### Input data
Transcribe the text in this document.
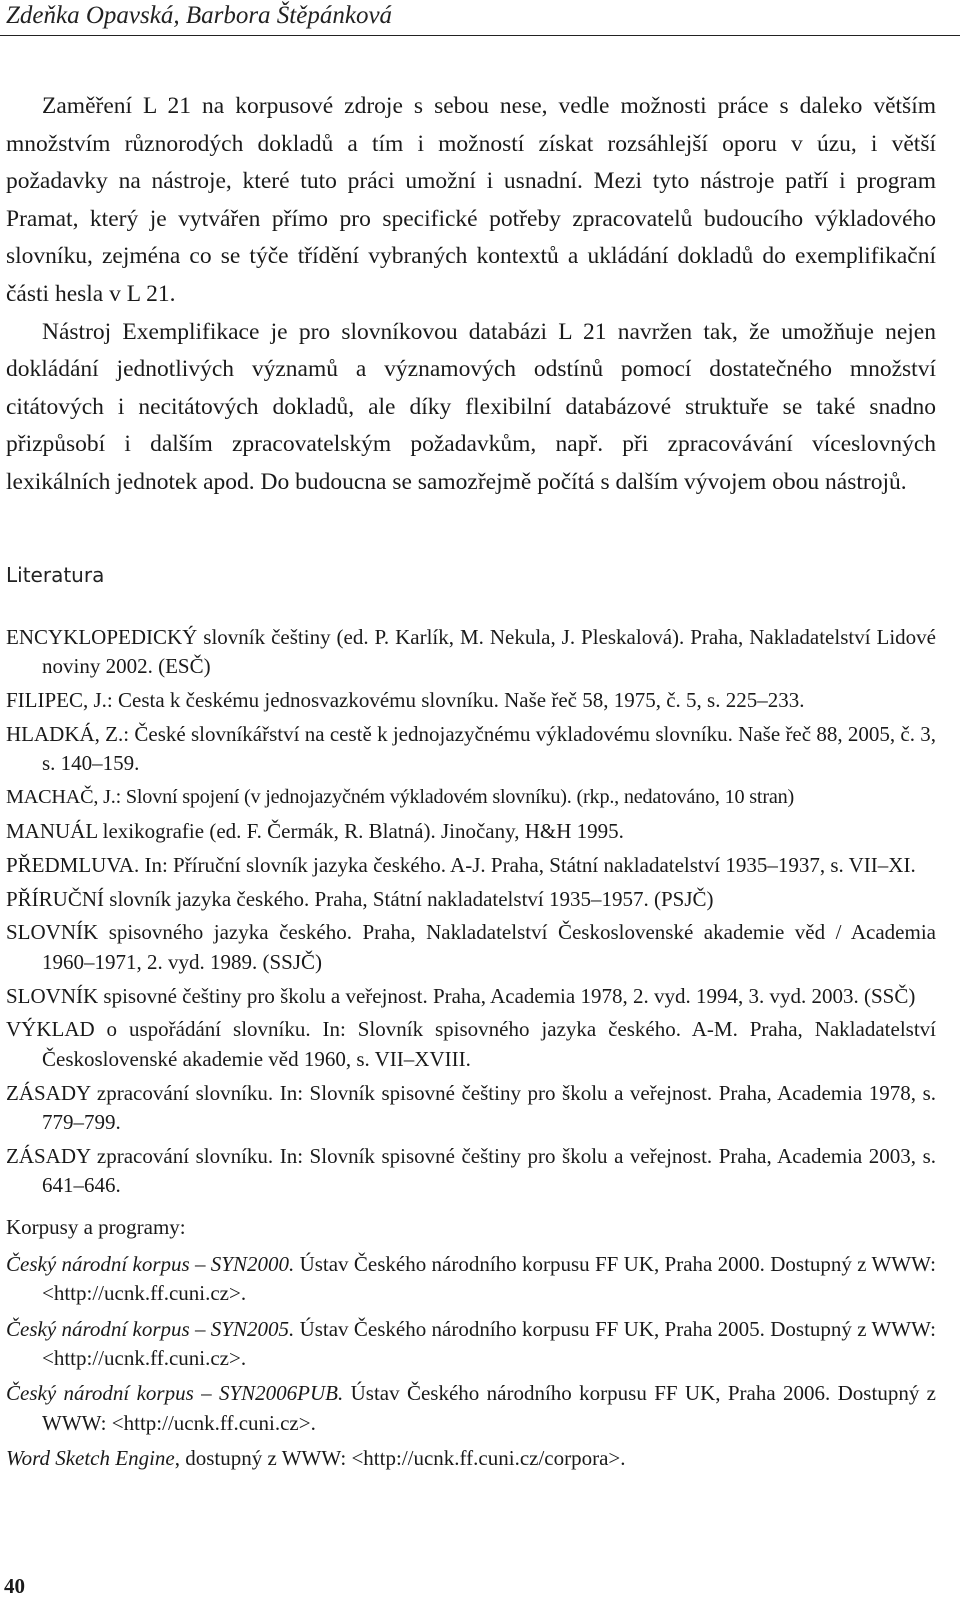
Zdeňka Opavská, Barbora Štěpánková

Zaměření L 21 na korpusové zdroje s sebou nese, vedle možnosti práce s daleko větším množstvím různorodých dokladů a tím i možností získat rozsáhlejší oporu v úzu, i větší požadavky na nástroje, které tuto práci umožní i usnadní. Mezi tyto nástroje patří i program Pramat, který je vytvářen přímo pro specifické potřeby zpracovatelů budoucího výkladového slovníku, zejména co se týče třídění vybraných kontextů a ukládání dokladů do exemplifikační části hesla v L 21.

Nástroj Exemplifikace je pro slovníkovou databázi L 21 navržen tak, že umožňuje nejen dokládání jednotlivých významů a významových odstínů pomocí dostatečného množství citátových i necitátových dokladů, ale díky flexibilní databázové struktuře se také snadno přizpůsobí i dalším zpracovatelským požadavkům, např. při zpracovávání víceslovných lexikálních jednotek apod. Do budoucna se samozřejmě počítá s dalším vývojem obou nástrojů.

Literatura
ENCYKLOPEDICKÝ slovník češtiny (ed. P. Karlík, M. Nekula, J. Pleskalová). Praha, Nakladatelství Lidové noviny 2002. (ESČ)
FILIPEC, J.: Cesta k českému jednosvazkovému slovníku. Naše řeč 58, 1975, č. 5, s. 225–233.
HLADKÁ, Z.: České slovníkářství na cestě k jednojazyčnému výkladovému slovníku. Naše řeč 88, 2005, č. 3, s. 140–159.
MACHAČ, J.: Slovní spojení (v jednojazyčném výkladovém slovníku). (rkp., nedatováno, 10 stran)
MANUÁL lexikografie (ed. F. Čermák, R. Blatná). Jinočany, H&H 1995.
PŘEDMLUVA. In: Příruční slovník jazyka českého. A-J. Praha, Státní nakladatelství 1935–1937, s. VII–XI.
PŘÍRUČNÍ slovník jazyka českého. Praha, Státní nakladatelství 1935–1957. (PSJČ)
SLOVNÍK spisovného jazyka českého. Praha, Nakladatelství Československé akademie věd / Academia 1960–1971, 2. vyd. 1989. (SSJČ)
SLOVNÍK spisovné češtiny pro školu a veřejnost. Praha, Academia 1978, 2. vyd. 1994, 3. vyd. 2003. (SSČ)
VÝKLAD o uspořádání slovníku. In: Slovník spisovného jazyka českého. A-M. Praha, Nakladatelství Československé akademie věd 1960, s. VII–XVIII.
ZÁSADY zpracování slovníku. In: Slovník spisovné češtiny pro školu a veřejnost. Praha, Academia 1978, s. 779–799.
ZÁSADY zpracování slovníku. In: Slovník spisovné češtiny pro školu a veřejnost. Praha, Academia 2003, s. 641–646.
Korpusy a programy:
Český národní korpus – SYN2000. Ústav Českého národního korpusu FF UK, Praha 2000. Dostupný z WWW: <http://ucnk.ff.cuni.cz>.
Český národní korpus – SYN2005. Ústav Českého národního korpusu FF UK, Praha 2005. Dostupný z WWW: <http://ucnk.ff.cuni.cz>.
Český národní korpus – SYN2006PUB. Ústav Českého národního korpusu FF UK, Praha 2006. Dostupný z WWW: <http://ucnk.ff.cuni.cz>.
Word Sketch Engine, dostupný z WWW: <http://ucnk.ff.cuni.cz/corpora>.
40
######
▶ Your task
Your answer should be a single number: the count of lines containing the word "Státní".

▶ Written answer
2